Job: Gather the lines below that include the string "throne", copying each in full.

Dataset records:
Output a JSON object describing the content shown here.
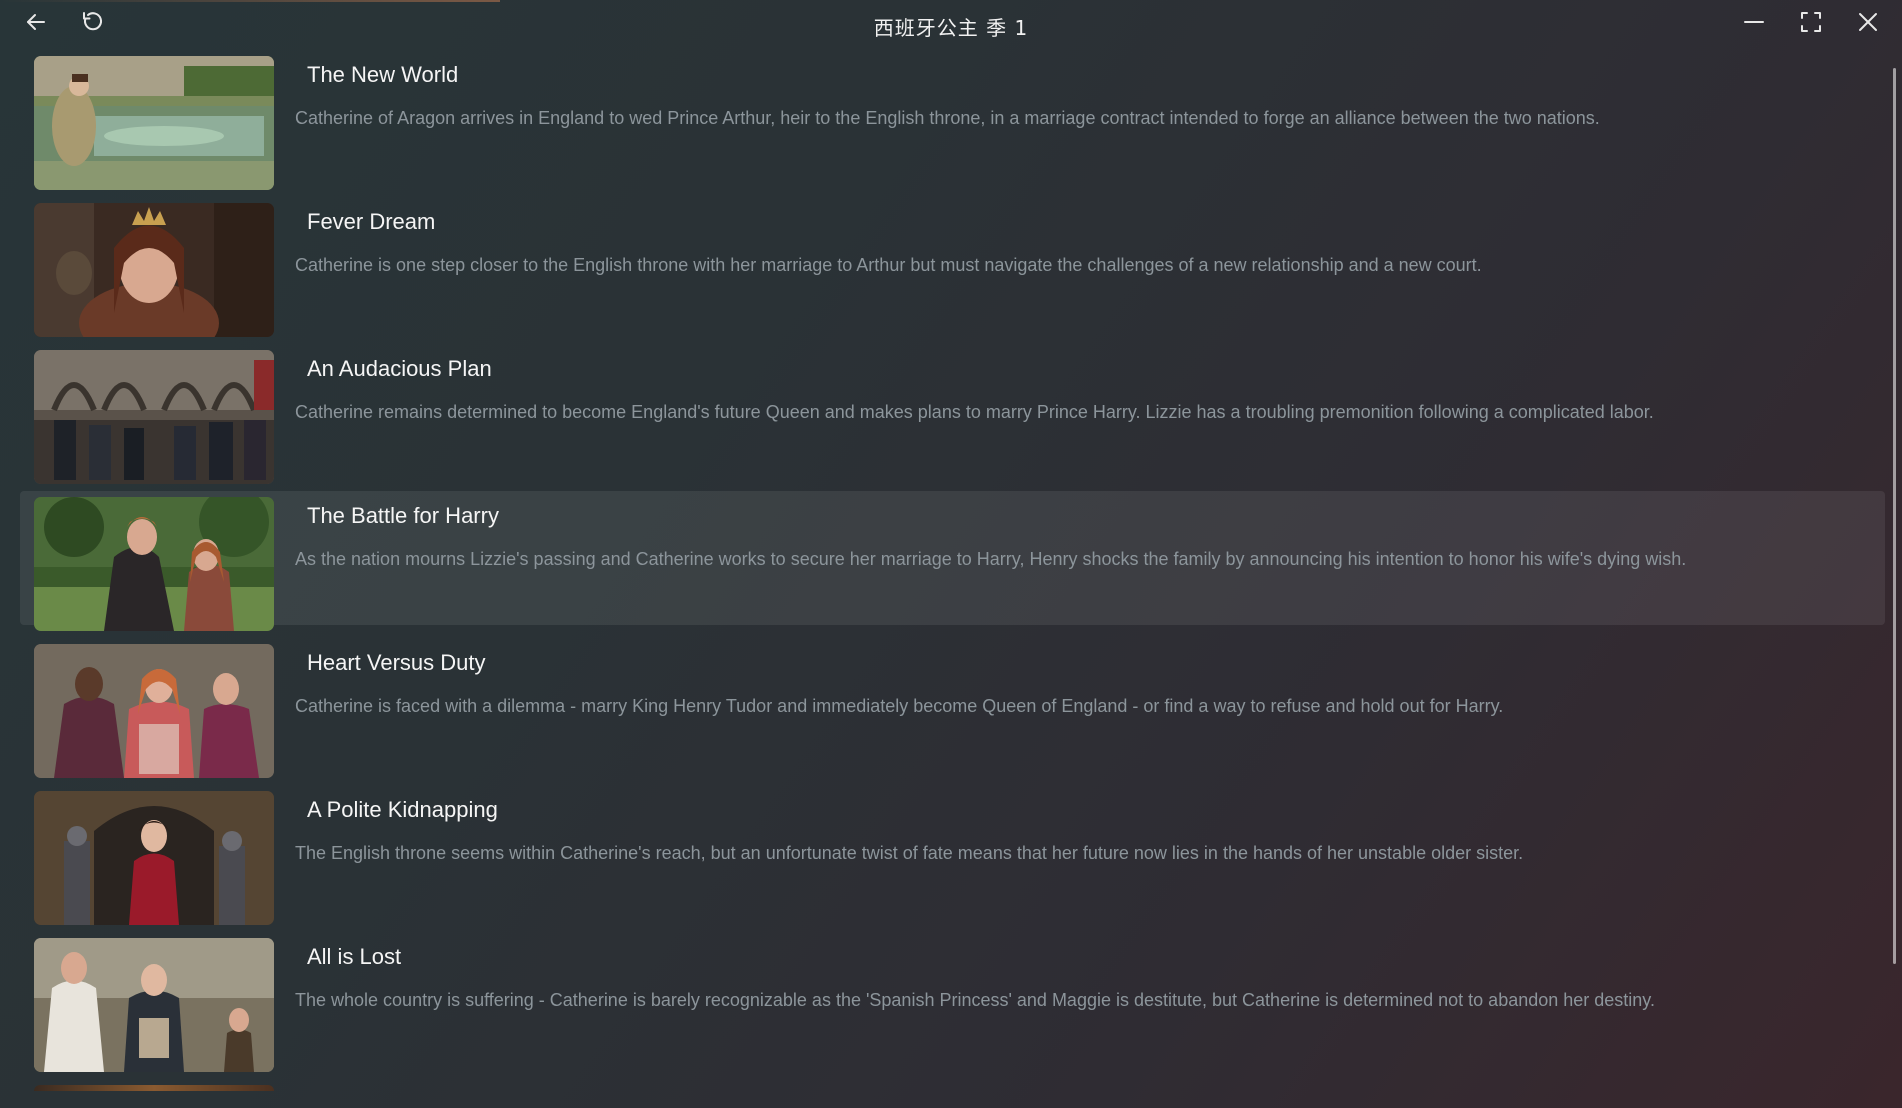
{
  "window": {
    "title": "西班牙公主 季 1"
  },
  "titlebar": {
    "back_icon": "back-arrow-icon",
    "refresh_icon": "refresh-icon",
    "minimize_icon": "minimize-icon",
    "fullscreen_icon": "fullscreen-icon",
    "close_icon": "close-icon"
  },
  "episodes": [
    {
      "title": "The New World",
      "description": "Catherine of Aragon arrives in England to wed Prince Arthur, heir to the English throne, in a marriage contract intended to forge an alliance between the two nations."
    },
    {
      "title": "Fever Dream",
      "description": "Catherine is one step closer to the English throne with her marriage to Arthur but must navigate the challenges of a new relationship and a new court."
    },
    {
      "title": "An Audacious Plan",
      "description": "Catherine remains determined to become England's future Queen and makes plans to marry Prince Harry. Lizzie has a troubling premonition following a complicated labor."
    },
    {
      "title": "The Battle for Harry",
      "description": "As the nation mourns Lizzie's passing and Catherine works to secure her marriage to Harry, Henry shocks the family by announcing his intention to honor his wife's dying wish.",
      "selected": true
    },
    {
      "title": "Heart Versus Duty",
      "description": "Catherine is faced with a dilemma - marry King Henry Tudor and immediately become Queen of England - or find a way to refuse and hold out for Harry."
    },
    {
      "title": "A Polite Kidnapping",
      "description": "The English throne seems within Catherine's reach, but an unfortunate twist of fate means that her future now lies in the hands of her unstable older sister."
    },
    {
      "title": "All is Lost",
      "description": "The whole country is suffering - Catherine is barely recognizable as the 'Spanish Princess' and Maggie is destitute, but Catherine is determined not to abandon her destiny."
    }
  ]
}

The completed task:
      "description": "Catherine of Aragon arrives in England to wed Prince Arthur, heir to the English throne, in a marriage contract intended to forge an alliance between the two nations."
      "description": "Catherine is one step closer to the English throne with her marriage to Arthur but must navigate the challenges of a new relationship and a new court."
      "description": "The English throne seems within Catherine's reach, but an unfortunate twist of fate means that her future now lies in the hands of her unstable older sister."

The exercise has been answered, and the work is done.